Take the line containing "Serialize everything readable" and every line after it in the data below, and print them exactly as given, with nothing else.

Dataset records
** start **
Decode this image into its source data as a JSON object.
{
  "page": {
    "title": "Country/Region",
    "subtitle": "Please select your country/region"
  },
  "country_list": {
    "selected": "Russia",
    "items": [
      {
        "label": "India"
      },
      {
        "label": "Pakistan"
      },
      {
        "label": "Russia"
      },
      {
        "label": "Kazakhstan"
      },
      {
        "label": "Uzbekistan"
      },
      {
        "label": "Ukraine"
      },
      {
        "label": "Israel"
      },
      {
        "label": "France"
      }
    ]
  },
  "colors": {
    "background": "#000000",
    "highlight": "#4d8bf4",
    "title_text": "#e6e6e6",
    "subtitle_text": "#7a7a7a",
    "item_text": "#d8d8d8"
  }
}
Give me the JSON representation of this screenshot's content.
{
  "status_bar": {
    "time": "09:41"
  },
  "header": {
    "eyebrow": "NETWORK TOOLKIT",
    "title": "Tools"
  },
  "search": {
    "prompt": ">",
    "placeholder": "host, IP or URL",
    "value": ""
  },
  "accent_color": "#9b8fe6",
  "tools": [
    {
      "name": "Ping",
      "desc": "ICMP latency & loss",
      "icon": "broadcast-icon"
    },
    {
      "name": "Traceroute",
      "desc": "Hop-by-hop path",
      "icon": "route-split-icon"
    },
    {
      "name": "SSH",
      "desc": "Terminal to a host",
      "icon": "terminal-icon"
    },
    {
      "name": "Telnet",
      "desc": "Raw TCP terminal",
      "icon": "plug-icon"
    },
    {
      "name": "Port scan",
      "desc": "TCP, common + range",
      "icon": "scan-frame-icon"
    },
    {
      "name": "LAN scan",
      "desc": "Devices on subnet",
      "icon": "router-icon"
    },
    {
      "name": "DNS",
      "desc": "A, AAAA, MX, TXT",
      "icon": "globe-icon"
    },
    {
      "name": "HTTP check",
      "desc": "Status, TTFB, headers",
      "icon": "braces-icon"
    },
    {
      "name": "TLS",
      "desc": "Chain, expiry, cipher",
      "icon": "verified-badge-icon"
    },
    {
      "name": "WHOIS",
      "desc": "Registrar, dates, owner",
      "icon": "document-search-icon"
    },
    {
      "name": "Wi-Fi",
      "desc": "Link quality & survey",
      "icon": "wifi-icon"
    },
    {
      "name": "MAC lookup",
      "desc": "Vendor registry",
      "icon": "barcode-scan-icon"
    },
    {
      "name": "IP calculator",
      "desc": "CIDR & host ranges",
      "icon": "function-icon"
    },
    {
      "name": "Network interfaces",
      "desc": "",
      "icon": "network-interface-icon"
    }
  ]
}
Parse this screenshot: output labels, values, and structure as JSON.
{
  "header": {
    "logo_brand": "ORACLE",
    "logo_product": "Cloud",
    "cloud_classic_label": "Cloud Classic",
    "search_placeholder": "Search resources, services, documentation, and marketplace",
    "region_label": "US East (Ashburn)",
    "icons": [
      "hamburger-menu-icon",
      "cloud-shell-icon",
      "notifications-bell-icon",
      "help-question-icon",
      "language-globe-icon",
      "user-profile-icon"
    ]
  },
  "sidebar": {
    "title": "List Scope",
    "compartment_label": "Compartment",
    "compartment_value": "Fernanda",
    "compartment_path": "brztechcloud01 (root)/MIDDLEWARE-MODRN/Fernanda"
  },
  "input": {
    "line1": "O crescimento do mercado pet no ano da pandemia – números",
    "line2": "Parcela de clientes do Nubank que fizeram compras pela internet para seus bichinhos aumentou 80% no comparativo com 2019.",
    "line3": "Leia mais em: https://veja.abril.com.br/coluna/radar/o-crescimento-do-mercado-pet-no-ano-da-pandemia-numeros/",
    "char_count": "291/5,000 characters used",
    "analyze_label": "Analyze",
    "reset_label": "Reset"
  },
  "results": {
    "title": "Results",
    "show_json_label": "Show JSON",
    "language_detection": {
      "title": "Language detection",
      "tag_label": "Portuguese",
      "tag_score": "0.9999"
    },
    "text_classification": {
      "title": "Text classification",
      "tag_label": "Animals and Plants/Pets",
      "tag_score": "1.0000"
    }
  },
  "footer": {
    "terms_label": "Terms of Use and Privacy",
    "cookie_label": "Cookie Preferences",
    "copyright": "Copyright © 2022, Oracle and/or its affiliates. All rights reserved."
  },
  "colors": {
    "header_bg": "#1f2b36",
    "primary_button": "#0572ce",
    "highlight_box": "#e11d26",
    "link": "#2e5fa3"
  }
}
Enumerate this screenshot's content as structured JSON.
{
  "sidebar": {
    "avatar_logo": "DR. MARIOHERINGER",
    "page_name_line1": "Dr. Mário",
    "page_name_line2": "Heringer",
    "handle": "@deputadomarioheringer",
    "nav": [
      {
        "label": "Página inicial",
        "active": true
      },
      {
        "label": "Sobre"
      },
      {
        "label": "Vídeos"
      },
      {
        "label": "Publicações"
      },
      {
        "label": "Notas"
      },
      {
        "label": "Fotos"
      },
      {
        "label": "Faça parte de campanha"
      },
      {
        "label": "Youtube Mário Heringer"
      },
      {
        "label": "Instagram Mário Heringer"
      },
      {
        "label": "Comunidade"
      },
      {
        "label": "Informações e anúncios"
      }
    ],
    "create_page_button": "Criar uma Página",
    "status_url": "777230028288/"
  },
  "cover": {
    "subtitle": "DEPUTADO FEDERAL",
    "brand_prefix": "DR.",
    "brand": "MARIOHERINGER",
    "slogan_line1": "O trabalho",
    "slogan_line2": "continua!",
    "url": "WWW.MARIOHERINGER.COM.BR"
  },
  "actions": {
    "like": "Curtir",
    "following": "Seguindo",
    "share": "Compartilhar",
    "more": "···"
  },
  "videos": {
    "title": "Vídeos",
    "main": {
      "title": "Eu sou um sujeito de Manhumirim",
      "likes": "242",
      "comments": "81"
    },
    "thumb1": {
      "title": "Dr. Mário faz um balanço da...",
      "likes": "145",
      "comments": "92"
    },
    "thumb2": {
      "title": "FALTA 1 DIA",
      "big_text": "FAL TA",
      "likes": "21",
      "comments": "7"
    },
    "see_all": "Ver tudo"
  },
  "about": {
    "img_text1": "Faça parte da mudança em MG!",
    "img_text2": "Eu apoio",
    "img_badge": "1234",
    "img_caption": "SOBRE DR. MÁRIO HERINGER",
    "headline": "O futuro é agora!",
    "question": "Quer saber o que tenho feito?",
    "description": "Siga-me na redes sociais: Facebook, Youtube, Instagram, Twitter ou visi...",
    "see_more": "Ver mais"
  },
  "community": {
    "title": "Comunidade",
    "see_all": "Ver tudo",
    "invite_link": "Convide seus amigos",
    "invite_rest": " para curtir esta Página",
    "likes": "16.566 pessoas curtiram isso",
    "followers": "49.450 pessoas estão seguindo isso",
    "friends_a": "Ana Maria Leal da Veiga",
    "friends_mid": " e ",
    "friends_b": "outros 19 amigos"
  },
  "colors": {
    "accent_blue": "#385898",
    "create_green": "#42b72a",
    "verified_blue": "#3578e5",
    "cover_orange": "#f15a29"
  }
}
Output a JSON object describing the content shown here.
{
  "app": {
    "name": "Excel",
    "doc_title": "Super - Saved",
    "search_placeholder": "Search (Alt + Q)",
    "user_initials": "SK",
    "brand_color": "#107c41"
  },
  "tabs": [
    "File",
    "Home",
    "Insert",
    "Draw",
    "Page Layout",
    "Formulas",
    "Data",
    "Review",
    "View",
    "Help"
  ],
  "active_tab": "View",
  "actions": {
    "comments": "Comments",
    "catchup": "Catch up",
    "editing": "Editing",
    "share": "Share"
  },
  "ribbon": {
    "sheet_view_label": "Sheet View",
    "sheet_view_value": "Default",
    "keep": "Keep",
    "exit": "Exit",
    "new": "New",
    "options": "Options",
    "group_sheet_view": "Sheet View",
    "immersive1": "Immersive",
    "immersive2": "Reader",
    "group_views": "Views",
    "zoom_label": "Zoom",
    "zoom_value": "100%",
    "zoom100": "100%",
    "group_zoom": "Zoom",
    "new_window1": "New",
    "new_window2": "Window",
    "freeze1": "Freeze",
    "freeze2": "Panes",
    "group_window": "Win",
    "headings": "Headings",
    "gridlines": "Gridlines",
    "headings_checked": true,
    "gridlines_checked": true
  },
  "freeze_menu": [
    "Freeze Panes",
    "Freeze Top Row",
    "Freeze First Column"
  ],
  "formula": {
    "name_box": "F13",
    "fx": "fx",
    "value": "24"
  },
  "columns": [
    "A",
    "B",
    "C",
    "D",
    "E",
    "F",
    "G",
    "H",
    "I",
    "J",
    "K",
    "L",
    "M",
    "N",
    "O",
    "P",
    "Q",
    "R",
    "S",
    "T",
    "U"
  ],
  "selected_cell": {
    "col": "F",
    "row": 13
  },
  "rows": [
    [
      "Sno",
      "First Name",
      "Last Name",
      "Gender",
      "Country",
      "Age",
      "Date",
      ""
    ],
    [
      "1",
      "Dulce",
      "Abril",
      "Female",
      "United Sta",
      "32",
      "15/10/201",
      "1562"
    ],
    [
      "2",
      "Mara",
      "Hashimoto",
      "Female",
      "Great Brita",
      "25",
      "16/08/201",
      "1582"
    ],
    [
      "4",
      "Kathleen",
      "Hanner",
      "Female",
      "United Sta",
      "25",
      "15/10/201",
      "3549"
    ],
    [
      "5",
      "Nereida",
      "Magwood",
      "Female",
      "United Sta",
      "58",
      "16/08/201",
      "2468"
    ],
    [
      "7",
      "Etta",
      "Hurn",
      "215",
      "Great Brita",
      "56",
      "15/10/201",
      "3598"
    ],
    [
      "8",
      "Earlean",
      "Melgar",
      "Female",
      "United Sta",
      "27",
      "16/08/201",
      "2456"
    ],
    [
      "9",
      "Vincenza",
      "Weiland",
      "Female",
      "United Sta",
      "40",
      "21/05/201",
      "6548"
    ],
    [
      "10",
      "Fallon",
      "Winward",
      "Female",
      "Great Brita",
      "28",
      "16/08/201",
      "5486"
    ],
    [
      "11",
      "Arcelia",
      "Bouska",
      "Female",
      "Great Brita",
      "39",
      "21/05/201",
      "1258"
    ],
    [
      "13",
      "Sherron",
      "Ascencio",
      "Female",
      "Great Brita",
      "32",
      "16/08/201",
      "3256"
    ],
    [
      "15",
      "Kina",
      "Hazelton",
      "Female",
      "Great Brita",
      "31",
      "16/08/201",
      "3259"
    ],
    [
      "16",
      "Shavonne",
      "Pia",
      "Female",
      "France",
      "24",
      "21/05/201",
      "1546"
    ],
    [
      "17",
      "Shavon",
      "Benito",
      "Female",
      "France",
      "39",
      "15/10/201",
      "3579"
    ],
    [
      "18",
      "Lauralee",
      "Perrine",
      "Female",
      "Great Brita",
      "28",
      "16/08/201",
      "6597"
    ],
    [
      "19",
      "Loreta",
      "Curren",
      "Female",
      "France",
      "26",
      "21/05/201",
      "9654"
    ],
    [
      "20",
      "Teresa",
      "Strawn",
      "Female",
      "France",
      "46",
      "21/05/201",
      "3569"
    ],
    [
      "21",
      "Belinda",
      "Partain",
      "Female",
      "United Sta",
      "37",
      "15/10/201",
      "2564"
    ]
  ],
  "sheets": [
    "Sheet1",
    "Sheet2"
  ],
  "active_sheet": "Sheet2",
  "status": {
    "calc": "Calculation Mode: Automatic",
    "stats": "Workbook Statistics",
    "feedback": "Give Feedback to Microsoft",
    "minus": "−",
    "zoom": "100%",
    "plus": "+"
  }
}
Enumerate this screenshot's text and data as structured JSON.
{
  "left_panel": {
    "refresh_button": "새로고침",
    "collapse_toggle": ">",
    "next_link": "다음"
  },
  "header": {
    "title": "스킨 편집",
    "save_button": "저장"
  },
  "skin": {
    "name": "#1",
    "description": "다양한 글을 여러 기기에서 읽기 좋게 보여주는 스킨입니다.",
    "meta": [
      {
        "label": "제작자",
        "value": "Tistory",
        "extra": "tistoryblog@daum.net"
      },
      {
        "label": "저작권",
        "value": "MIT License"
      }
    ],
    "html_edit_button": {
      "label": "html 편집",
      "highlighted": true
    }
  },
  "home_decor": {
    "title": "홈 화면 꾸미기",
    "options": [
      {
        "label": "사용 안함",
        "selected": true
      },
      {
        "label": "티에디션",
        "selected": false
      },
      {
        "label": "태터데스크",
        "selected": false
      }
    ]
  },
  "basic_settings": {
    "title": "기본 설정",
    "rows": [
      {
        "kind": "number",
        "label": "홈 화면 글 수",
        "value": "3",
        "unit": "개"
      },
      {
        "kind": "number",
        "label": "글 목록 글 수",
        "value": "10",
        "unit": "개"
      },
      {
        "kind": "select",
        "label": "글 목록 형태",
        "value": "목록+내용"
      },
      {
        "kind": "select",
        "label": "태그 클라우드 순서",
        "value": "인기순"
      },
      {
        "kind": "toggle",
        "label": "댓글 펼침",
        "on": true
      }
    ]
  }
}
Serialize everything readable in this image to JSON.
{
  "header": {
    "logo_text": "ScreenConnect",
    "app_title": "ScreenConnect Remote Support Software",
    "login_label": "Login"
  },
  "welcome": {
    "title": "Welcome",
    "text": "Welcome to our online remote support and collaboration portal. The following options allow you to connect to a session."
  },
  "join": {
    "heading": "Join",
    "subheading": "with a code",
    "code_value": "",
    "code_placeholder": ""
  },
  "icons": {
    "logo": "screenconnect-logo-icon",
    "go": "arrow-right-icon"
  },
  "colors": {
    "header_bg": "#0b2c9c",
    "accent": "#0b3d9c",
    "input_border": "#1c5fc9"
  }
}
** end **
### Output of the task:
Serialize everything readable in this image to JSON.
{
  "header": {
    "logo_text": "ScreenConnect",
    "app_title": "ScreenConnect Remote Support Software",
    "login_label": "Login"
  },
  "welcome": {
    "title": "Welcome",
    "text": "Welcome to our online remote support and collaboration portal. The following options allow you to connect to a session."
  },
  "join": {
    "heading": "Join",
    "subheading": "with a code",
    "code_value": "",
    "code_placeholder": ""
  },
  "icons": {
    "logo": "screenconnect-logo-icon",
    "go": "arrow-right-icon"
  },
  "colors": {
    "header_bg": "#0b2c9c",
    "accent": "#0b3d9c",
    "input_border": "#1c5fc9"
  }
}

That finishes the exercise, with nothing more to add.